▶ **EXCERPTED DATA**
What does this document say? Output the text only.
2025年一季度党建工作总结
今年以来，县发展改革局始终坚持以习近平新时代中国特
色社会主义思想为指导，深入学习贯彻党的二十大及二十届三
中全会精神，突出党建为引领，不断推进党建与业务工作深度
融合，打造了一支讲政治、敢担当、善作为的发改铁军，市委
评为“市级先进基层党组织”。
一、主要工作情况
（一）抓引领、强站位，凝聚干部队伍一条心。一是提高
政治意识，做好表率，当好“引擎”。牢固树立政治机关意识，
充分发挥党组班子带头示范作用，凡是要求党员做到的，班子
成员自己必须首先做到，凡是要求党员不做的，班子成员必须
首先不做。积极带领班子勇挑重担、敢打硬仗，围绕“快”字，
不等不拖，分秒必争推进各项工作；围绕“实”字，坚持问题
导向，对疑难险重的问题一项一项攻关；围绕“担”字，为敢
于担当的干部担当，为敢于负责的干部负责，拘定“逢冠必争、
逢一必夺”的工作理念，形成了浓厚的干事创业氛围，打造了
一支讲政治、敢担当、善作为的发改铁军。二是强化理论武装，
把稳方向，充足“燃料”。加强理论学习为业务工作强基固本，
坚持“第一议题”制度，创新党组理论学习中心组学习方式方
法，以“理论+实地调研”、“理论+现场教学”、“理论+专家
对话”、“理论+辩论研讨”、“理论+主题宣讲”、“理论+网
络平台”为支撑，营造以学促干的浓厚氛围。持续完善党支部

▶ **WHAT TO PRODUCE**
Please set down each line of the records exactly as given.

▶ **FULL ANSWER**
What does this document say? Output the text only.
2025年一季度党建工作总结
今年以来，县发展改革局始终坚持以习近平新时代中国特
色社会主义思想为指导，深入学习贯彻党的二十大及二十届三
中全会精神，突出党建为引领，不断推进党建与业务工作深度
融合，打造了一支讲政治、敢担当、善作为的发改铁军，市委
评为“市级先进基层党组织”。
一、主要工作情况
（一）抓引领、强站位，凝聚干部队伍一条心。一是提高
政治意识，做好表率，当好“引擎”。牢固树立政治机关意识，
充分发挥党组班子带头示范作用，凡是要求党员做到的，班子
成员自己必须首先做到，凡是要求党员不做的，班子成员必须
首先不做。积极带领班子勇挑重担、敢打硬仗，围绕“快”字，
不等不拖，分秒必争推进各项工作；围绕“实”字，坚持问题
导向，对疑难险重的问题一项一项攻关；围绕“担”字，为敢
于担当的干部担当，为敢于负责的干部负责，拘定“逢冠必争、
逢一必夺”的工作理念，形成了浓厚的干事创业氛围，打造了
一支讲政治、敢担当、善作为的发改铁军。二是强化理论武装，
把稳方向，充足“燃料”。加强理论学习为业务工作强基固本，
坚持“第一议题”制度，创新党组理论学习中心组学习方式方
法，以“理论+实地调研”、“理论+现场教学”、“理论+专家
对话”、“理论+辩论研讨”、“理论+主题宣讲”、“理论+网
络平台”为支撑，营造以学促干的浓厚氛围。持续完善党支部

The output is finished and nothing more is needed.